===== RAW DATA

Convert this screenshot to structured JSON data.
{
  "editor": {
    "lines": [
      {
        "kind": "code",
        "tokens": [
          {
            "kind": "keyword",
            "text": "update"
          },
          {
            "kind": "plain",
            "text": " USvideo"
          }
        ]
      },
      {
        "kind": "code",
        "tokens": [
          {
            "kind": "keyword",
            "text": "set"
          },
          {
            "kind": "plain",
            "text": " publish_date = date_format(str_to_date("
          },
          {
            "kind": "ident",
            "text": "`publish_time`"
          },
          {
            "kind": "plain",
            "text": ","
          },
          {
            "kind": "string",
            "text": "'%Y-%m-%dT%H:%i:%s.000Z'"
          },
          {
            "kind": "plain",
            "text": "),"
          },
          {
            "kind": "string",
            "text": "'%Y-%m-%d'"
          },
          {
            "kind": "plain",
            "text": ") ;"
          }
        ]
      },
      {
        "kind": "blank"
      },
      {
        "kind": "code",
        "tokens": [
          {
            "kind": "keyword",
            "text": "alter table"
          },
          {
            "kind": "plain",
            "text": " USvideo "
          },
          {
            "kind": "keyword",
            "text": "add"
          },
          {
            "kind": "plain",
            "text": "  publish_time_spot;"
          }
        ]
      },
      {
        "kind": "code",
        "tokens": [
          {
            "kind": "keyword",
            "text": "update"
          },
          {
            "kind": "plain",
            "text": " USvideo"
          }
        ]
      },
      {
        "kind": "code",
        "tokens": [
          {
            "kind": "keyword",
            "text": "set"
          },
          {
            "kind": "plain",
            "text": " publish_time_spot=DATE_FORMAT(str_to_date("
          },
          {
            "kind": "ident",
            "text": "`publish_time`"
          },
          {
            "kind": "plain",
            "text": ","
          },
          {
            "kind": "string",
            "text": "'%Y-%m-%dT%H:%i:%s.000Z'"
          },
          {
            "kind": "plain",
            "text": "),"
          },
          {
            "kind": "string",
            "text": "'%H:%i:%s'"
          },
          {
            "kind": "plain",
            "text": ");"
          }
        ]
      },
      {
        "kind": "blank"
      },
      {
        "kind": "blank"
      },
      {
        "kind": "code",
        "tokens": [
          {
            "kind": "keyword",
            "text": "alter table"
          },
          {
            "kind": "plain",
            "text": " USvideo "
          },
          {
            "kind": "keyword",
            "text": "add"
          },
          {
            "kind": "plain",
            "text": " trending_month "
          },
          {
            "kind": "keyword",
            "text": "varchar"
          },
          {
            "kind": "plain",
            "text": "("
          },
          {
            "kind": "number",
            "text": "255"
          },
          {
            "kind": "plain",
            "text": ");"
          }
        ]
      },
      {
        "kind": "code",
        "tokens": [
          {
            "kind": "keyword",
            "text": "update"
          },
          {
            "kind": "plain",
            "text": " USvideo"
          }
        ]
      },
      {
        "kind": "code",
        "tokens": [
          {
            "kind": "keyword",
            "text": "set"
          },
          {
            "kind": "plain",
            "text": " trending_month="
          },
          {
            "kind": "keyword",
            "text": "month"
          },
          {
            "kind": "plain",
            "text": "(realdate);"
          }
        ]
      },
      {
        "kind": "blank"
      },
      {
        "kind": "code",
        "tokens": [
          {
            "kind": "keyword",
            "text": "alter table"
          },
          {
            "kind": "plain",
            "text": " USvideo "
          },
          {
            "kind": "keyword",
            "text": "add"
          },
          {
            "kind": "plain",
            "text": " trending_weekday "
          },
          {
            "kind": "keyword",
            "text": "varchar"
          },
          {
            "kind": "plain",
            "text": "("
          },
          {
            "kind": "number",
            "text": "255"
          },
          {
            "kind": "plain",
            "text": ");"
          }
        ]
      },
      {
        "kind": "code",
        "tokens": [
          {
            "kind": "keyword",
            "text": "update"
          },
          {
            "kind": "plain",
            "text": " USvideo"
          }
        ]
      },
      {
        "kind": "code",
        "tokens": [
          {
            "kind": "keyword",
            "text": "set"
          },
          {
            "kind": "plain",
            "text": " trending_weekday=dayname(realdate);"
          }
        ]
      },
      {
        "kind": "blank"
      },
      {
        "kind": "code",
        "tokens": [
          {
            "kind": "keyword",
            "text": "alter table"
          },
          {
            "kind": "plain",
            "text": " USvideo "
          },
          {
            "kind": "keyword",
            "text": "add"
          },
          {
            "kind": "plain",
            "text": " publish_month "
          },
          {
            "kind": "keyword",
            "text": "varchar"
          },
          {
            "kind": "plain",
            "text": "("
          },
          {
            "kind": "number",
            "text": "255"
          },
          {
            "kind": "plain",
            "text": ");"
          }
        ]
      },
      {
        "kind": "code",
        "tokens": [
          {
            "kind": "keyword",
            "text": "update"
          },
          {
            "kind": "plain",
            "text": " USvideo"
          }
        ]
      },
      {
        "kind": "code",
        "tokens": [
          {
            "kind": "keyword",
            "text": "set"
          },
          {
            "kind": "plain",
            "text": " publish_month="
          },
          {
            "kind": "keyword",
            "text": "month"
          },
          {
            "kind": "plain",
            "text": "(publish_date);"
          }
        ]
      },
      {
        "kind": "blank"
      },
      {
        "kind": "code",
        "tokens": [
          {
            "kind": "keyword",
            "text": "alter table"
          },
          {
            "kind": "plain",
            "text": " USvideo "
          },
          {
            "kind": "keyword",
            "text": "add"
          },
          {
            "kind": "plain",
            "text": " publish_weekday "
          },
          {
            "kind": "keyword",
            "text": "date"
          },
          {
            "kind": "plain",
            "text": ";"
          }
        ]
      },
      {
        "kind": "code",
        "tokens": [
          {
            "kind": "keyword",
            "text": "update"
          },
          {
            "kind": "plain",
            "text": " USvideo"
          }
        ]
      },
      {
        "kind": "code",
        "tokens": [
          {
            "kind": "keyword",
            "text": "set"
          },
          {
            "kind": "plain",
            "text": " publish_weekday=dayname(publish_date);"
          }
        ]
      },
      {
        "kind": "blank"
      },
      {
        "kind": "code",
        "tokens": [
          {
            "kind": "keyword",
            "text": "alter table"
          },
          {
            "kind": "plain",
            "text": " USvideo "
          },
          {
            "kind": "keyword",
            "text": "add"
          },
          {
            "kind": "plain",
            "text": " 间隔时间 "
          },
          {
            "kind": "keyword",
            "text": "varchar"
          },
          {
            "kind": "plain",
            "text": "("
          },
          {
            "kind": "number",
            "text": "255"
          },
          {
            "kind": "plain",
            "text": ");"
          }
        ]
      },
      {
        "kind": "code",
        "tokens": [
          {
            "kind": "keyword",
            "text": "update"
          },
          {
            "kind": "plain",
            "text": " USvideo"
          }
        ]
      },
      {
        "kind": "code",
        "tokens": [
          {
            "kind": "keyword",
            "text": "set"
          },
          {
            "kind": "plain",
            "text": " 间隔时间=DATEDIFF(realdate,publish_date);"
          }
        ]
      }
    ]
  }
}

==========

◆ AIM OF THE TASK
Give the number of lines in the entries that include the string "dayname", and nothing more.

◆ WRITTEN ANSWER
2